### TO DO
Return the material word for word. Do not include the pictures.

___ GIVEN DATA ___

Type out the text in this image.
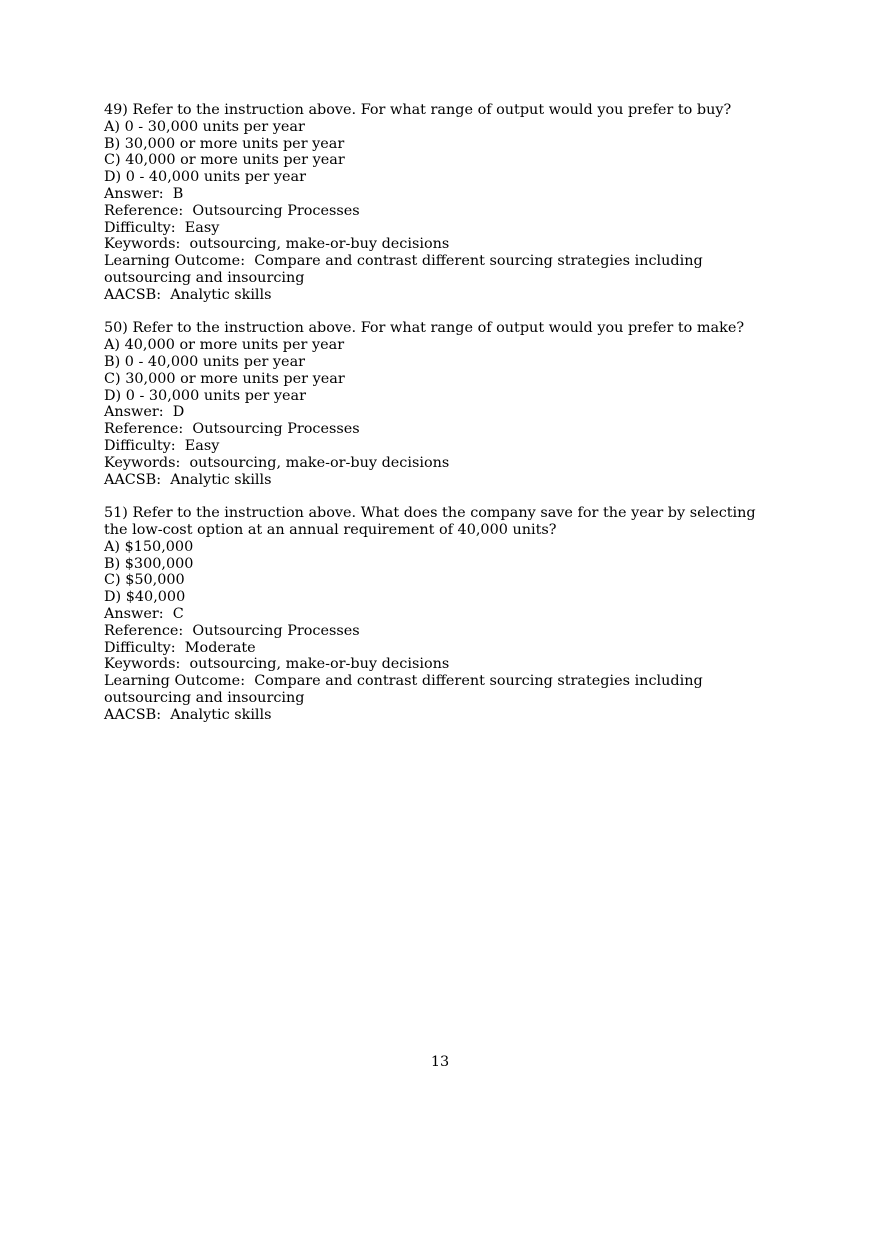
49) Refer to the instruction above. For what range of output would you prefer to buy?
A) 0 - 30,000 units per year
B) 30,000 or more units per year
C) 40,000 or more units per year
D) 0 - 40,000 units per year
Answer:  B
Reference:  Outsourcing Processes
Difficulty:  Easy
Keywords:  outsourcing, make-or-buy decisions
Learning Outcome:  Compare and contrast different sourcing strategies including
outsourcing and insourcing
AACSB:  Analytic skills
50) Refer to the instruction above. For what range of output would you prefer to make?
A) 40,000 or more units per year
B) 0 - 40,000 units per year
C) 30,000 or more units per year
D) 0 - 30,000 units per year
Answer:  D
Reference:  Outsourcing Processes
Difficulty:  Easy
Keywords:  outsourcing, make-or-buy decisions
AACSB:  Analytic skills
51) Refer to the instruction above. What does the company save for the year by selecting
the low-cost option at an annual requirement of 40,000 units?
A) $150,000
B) $300,000
C) $50,000
D) $40,000
Answer:  C
Reference:  Outsourcing Processes
Difficulty:  Moderate
Keywords:  outsourcing, make-or-buy decisions
Learning Outcome:  Compare and contrast different sourcing strategies including
outsourcing and insourcing
AACSB:  Analytic skills
13
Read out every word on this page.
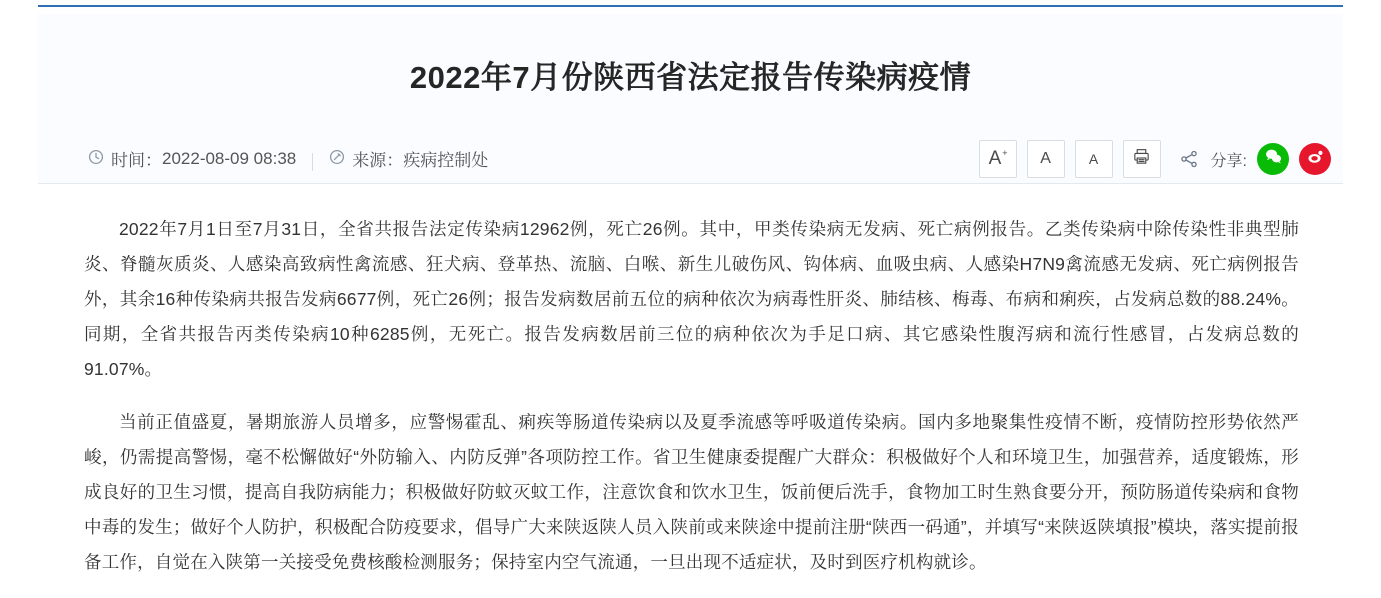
2022年7月份陕西省法定报告传染病疫情
时间： 2022-08-09 08:38	来源： 疾病控制处	A+ A	A	分享:

2022年7月1日至7月31日，全省共报告法定传染病12962例，死亡26例。其中，甲类传染病无发病、死亡病例报告。乙类传染病中除传染性非典型肺炎、脊髓灰质炎、人感染高致病性禽流感、狂犬病、登革热、流脑、白喉、新生儿破伤风、钩体病、血吸虫病、人感染H7N9禽流感无发病、死亡病例报告外，其余16种传染病共报告发病6677例，死亡26例；报告发病数居前五位的病种依次为病毒性肝炎、肺结核、梅毒、布病和痢疾，占发病总数的88.24%。同期，全省共报告丙类传染病10种6285例，无死亡。报告发病数居前三位的病种依次为手足口病、其它感染性腹泻病和流行性感冒，占发病总数的91.07%。

当前正值盛夏，暑期旅游人员增多，应警惕霍乱、痢疾等肠道传染病以及夏季流感等呼吸道传染病。国内多地聚集性疫情不断，疫情防控形势依然严峻，仍需提高警惕，毫不松懈做好“外防输入、内防反弹”各项防控工作。省卫生健康委提醒广大群众：积极做好个人和环境卫生，加强营养，适度锻炼，形成良好的卫生习惯，提高自我防病能力；积极做好防蚊灭蚊工作，注意饮食和饮水卫生，饭前便后洗手，食物加工时生熟食要分开，预防肠道传染病和食物中毒的发生；做好个人防护，积极配合防疫要求，倡导广大来陕返陕人员入陕前或来陕途中提前注册“陕西一码通”，并填写“来陕返陕填报”模块，落实提前报备工作，自觉在入陕第一关接受免费核酸检测服务；保持室内空气流通，一旦出现不适症状，及时到医疗机构就诊。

___

### ANSWER IN FULL
Type out the text in this image.
49) Refer to the instruction above. For what range of output would you prefer to buy?
A) 0 - 30,000 units per year
B) 30,000 or more units per year
C) 40,000 or more units per year
D) 0 - 40,000 units per year
Answer:  B
Reference:  Outsourcing Processes
Difficulty:  Easy
Keywords:  outsourcing, make-or-buy decisions
Learning Outcome:  Compare and contrast different sourcing strategies including
outsourcing and insourcing
AACSB:  Analytic skills
50) Refer to the instruction above. For what range of output would you prefer to make?
A) 40,000 or more units per year
B) 0 - 40,000 units per year
C) 30,000 or more units per year
D) 0 - 30,000 units per year
Answer:  D
Reference:  Outsourcing Processes
Difficulty:  Easy
Keywords:  outsourcing, make-or-buy decisions
AACSB:  Analytic skills
51) Refer to the instruction above. What does the company save for the year by selecting
the low-cost option at an annual requirement of 40,000 units?
A) $150,000
B) $300,000
C) $50,000
D) $40,000
Answer:  C
Reference:  Outsourcing Processes
Difficulty:  Moderate
Keywords:  outsourcing, make-or-buy decisions
Learning Outcome:  Compare and contrast different sourcing strategies including
outsourcing and insourcing
AACSB:  Analytic skills
13
Read out every word on this page.
2022年7月份陕西省法定报告传染病疫情
时间： 2022-08-09 08:38	来源： 疾病控制处	A+ A	A	分享:

2022年7月1日至7月31日，全省共报告法定传染病12962例，死亡26例。其中，甲类传染病无发病、死亡病例报告。乙类传染病中除传染性非典型肺炎、脊髓灰质炎、人感染高致病性禽流感、狂犬病、登革热、流脑、白喉、新生儿破伤风、钩体病、血吸虫病、人感染H7N9禽流感无发病、死亡病例报告外，其余16种传染病共报告发病6677例，死亡26例；报告发病数居前五位的病种依次为病毒性肝炎、肺结核、梅毒、布病和痢疾，占发病总数的88.24%。同期，全省共报告丙类传染病10种6285例，无死亡。报告发病数居前三位的病种依次为手足口病、其它感染性腹泻病和流行性感冒，占发病总数的91.07%。

当前正值盛夏，暑期旅游人员增多，应警惕霍乱、痢疾等肠道传染病以及夏季流感等呼吸道传染病。国内多地聚集性疫情不断，疫情防控形势依然严峻，仍需提高警惕，毫不松懈做好“外防输入、内防反弹”各项防控工作。省卫生健康委提醒广大群众：积极做好个人和环境卫生，加强营养，适度锻炼，形成良好的卫生习惯，提高自我防病能力；积极做好防蚊灭蚊工作，注意饮食和饮水卫生，饭前便后洗手，食物加工时生熟食要分开，预防肠道传染病和食物中毒的发生；做好个人防护，积极配合防疫要求，倡导广大来陕返陕人员入陕前或来陕途中提前注册“陕西一码通”，并填写“来陕返陕填报”模块，落实提前报备工作，自觉在入陕第一关接受免费核酸检测服务；保持室内空气流通，一旦出现不适症状，及时到医疗机构就诊。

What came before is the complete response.